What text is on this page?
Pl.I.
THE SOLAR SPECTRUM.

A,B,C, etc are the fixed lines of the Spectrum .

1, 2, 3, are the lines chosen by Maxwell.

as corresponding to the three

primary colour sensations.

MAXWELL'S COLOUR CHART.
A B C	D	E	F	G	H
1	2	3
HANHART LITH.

------------------------------------------------------------

## Given request
Write the material out again in its entirety, exactly as shown.

## Completed exercise
What text is on this page?
Pl.I.
THE SOLAR SPECTRUM.

A,B,C, etc are the fixed lines of the Spectrum .

1, 2, 3, are the lines chosen by Maxwell.

as corresponding to the three

primary colour sensations.

MAXWELL'S COLOUR CHART.
A B C	D	E	F	G	H
1	2	3
HANHART LITH.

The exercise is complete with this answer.